(Collected data)
********
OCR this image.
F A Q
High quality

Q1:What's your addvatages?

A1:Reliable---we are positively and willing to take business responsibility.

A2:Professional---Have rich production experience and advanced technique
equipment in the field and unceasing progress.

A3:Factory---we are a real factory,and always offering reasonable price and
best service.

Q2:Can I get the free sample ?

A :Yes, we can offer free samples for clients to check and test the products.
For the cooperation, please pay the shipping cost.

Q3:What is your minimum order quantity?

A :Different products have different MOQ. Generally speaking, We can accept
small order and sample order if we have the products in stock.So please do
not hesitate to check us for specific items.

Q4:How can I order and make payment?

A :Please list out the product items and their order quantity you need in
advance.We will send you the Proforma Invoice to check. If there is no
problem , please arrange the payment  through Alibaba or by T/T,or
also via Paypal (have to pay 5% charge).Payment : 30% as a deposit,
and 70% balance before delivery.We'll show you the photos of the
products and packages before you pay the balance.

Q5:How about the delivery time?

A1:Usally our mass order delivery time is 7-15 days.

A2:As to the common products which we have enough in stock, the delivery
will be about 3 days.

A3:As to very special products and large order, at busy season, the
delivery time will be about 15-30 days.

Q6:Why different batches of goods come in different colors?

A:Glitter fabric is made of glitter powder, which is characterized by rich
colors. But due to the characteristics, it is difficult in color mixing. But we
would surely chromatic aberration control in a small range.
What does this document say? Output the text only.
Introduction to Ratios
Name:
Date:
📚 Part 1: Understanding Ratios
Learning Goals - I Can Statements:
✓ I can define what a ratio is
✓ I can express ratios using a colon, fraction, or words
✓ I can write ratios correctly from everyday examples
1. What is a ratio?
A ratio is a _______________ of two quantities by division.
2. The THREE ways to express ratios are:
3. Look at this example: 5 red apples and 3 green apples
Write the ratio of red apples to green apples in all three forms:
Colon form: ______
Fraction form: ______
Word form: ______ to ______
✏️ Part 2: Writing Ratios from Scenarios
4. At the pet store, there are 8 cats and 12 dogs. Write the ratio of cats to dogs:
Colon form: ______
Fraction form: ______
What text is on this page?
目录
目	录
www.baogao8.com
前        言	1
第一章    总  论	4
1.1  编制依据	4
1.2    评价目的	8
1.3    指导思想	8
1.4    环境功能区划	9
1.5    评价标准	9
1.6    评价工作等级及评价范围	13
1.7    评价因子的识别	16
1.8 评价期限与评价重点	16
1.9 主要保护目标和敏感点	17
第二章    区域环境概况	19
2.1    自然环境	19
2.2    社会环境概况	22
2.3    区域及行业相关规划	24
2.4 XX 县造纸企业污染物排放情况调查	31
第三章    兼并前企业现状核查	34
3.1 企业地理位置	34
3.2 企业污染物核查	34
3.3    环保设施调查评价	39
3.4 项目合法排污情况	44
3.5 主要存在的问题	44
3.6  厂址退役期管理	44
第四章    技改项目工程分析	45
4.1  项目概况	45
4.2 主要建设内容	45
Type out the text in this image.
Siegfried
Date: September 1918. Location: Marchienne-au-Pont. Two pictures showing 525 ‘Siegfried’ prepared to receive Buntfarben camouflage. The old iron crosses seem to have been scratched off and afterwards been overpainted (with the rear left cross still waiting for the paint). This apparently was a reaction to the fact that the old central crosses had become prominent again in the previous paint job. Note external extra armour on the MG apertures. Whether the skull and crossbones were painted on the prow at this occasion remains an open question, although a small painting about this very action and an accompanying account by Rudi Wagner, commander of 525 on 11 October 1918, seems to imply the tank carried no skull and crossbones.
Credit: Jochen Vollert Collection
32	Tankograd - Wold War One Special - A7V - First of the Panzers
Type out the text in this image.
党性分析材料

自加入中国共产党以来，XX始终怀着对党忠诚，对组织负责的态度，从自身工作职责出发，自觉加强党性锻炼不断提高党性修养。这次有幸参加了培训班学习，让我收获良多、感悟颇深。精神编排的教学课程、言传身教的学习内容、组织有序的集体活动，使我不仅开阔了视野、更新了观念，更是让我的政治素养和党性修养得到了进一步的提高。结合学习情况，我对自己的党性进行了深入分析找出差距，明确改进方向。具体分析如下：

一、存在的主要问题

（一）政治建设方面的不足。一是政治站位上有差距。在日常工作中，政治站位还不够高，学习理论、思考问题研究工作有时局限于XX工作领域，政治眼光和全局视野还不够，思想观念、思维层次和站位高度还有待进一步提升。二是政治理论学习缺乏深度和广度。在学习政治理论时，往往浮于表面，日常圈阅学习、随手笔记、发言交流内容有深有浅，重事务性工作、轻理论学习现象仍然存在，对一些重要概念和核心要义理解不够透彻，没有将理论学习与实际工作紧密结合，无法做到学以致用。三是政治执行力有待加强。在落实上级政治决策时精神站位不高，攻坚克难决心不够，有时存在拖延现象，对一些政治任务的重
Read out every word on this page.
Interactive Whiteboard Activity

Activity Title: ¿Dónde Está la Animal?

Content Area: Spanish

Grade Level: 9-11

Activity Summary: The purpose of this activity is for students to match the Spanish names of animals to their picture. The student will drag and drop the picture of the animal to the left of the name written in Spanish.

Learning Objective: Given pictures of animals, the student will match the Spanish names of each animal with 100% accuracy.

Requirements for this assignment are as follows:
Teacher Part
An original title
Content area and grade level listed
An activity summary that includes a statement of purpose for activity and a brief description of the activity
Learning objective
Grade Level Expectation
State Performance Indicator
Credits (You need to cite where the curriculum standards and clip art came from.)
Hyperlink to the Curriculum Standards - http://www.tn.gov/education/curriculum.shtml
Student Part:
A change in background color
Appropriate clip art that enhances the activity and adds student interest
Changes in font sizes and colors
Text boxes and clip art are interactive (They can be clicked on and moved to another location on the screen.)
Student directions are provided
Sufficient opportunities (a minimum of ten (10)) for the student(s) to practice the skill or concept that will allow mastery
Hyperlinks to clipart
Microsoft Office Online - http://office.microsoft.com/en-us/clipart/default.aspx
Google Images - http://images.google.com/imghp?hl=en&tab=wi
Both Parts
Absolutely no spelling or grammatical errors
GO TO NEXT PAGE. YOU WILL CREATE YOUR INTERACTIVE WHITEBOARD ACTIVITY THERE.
********
Repeat every entry exactly, please.

OCR this image.
F A Q
High quality

Q1:What's your addvatages?

A1:Reliable---we are positively and willing to take business responsibility.

A2:Professional---Have rich production experience and advanced technique
equipment in the field and unceasing progress.

A3:Factory---we are a real factory,and always offering reasonable price and
best service.

Q2:Can I get the free sample ?

A :Yes, we can offer free samples for clients to check and test the products.
For the cooperation, please pay the shipping cost.

Q3:What is your minimum order quantity?

A :Different products have different MOQ. Generally speaking, We can accept
small order and sample order if we have the products in stock.So please do
not hesitate to check us for specific items.

Q4:How can I order and make payment?

A :Please list out the product items and their order quantity you need in
advance.We will send you the Proforma Invoice to check. If there is no
problem , please arrange the payment  through Alibaba or by T/T,or
also via Paypal (have to pay 5% charge).Payment : 30% as a deposit,
and 70% balance before delivery.We'll show you the photos of the
products and packages before you pay the balance.

Q5:How about the delivery time?

A1:Usally our mass order delivery time is 7-15 days.

A2:As to the common products which we have enough in stock, the delivery
will be about 3 days.

A3:As to very special products and large order, at busy season, the
delivery time will be about 15-30 days.

Q6:Why different batches of goods come in different colors?

A:Glitter fabric is made of glitter powder, which is characterized by rich
colors. But due to the characteristics, it is difficult in color mixing. But we
would surely chromatic aberration control in a small range.
What does this document say? Output the text only.
Introduction to Ratios
Name:
Date:
📚 Part 1: Understanding Ratios
Learning Goals - I Can Statements:
✓ I can define what a ratio is
✓ I can express ratios using a colon, fraction, or words
✓ I can write ratios correctly from everyday examples
1. What is a ratio?
A ratio is a _______________ of two quantities by division.
2. The THREE ways to express ratios are:
3. Look at this example: 5 red apples and 3 green apples
Write the ratio of red apples to green apples in all three forms:
Colon form: ______
Fraction form: ______
Word form: ______ to ______
✏️ Part 2: Writing Ratios from Scenarios
4. At the pet store, there are 8 cats and 12 dogs. Write the ratio of cats to dogs:
Colon form: ______
Fraction form: ______
What text is on this page?
目录
目	录
www.baogao8.com
前        言	1
第一章    总  论	4
1.1  编制依据	4
1.2    评价目的	8
1.3    指导思想	8
1.4    环境功能区划	9
1.5    评价标准	9
1.6    评价工作等级及评价范围	13
1.7    评价因子的识别	16
1.8 评价期限与评价重点	16
1.9 主要保护目标和敏感点	17
第二章    区域环境概况	19
2.1    自然环境	19
2.2    社会环境概况	22
2.3    区域及行业相关规划	24
2.4 XX 县造纸企业污染物排放情况调查	31
第三章    兼并前企业现状核查	34
3.1 企业地理位置	34
3.2 企业污染物核查	34
3.3    环保设施调查评价	39
3.4 项目合法排污情况	44
3.5 主要存在的问题	44
3.6  厂址退役期管理	44
第四章    技改项目工程分析	45
4.1  项目概况	45
4.2 主要建设内容	45
Type out the text in this image.
Siegfried
Date: September 1918. Location: Marchienne-au-Pont. Two pictures showing 525 ‘Siegfried’ prepared to receive Buntfarben camouflage. The old iron crosses seem to have been scratched off and afterwards been overpainted (with the rear left cross still waiting for the paint). This apparently was a reaction to the fact that the old central crosses had become prominent again in the previous paint job. Note external extra armour on the MG apertures. Whether the skull and crossbones were painted on the prow at this occasion remains an open question, although a small painting about this very action and an accompanying account by Rudi Wagner, commander of 525 on 11 October 1918, seems to imply the tank carried no skull and crossbones.
Credit: Jochen Vollert Collection
32	Tankograd - Wold War One Special - A7V - First of the Panzers
Type out the text in this image.
党性分析材料

自加入中国共产党以来，XX始终怀着对党忠诚，对组织负责的态度，从自身工作职责出发，自觉加强党性锻炼不断提高党性修养。这次有幸参加了培训班学习，让我收获良多、感悟颇深。精神编排的教学课程、言传身教的学习内容、组织有序的集体活动，使我不仅开阔了视野、更新了观念，更是让我的政治素养和党性修养得到了进一步的提高。结合学习情况，我对自己的党性进行了深入分析找出差距，明确改进方向。具体分析如下：

一、存在的主要问题

（一）政治建设方面的不足。一是政治站位上有差距。在日常工作中，政治站位还不够高，学习理论、思考问题研究工作有时局限于XX工作领域，政治眼光和全局视野还不够，思想观念、思维层次和站位高度还有待进一步提升。二是政治理论学习缺乏深度和广度。在学习政治理论时，往往浮于表面，日常圈阅学习、随手笔记、发言交流内容有深有浅，重事务性工作、轻理论学习现象仍然存在，对一些重要概念和核心要义理解不够透彻，没有将理论学习与实际工作紧密结合，无法做到学以致用。三是政治执行力有待加强。在落实上级政治决策时精神站位不高，攻坚克难决心不够，有时存在拖延现象，对一些政治任务的重
Read out every word on this page.
Interactive Whiteboard Activity

Activity Title: ¿Dónde Está la Animal?

Content Area: Spanish

Grade Level: 9-11

Activity Summary: The purpose of this activity is for students to match the Spanish names of animals to their picture. The student will drag and drop the picture of the animal to the left of the name written in Spanish.

Learning Objective: Given pictures of animals, the student will match the Spanish names of each animal with 100% accuracy.

Requirements for this assignment are as follows:
Teacher Part
An original title
Content area and grade level listed
An activity summary that includes a statement of purpose for activity and a brief description of the activity
Learning objective
Grade Level Expectation
State Performance Indicator
Credits (You need to cite where the curriculum standards and clip art came from.)
Hyperlink to the Curriculum Standards - http://www.tn.gov/education/curriculum.shtml
Student Part:
A change in background color
Appropriate clip art that enhances the activity and adds student interest
Changes in font sizes and colors
Text boxes and clip art are interactive (They can be clicked on and moved to another location on the screen.)
Student directions are provided
Sufficient opportunities (a minimum of ten (10)) for the student(s) to practice the skill or concept that will allow mastery
Hyperlinks to clipart
Microsoft Office Online - http://office.microsoft.com/en-us/clipart/default.aspx
Google Images - http://images.google.com/imghp?hl=en&tab=wi
Both Parts
Absolutely no spelling or grammatical errors
GO TO NEXT PAGE. YOU WILL CREATE YOUR INTERACTIVE WHITEBOARD ACTIVITY THERE.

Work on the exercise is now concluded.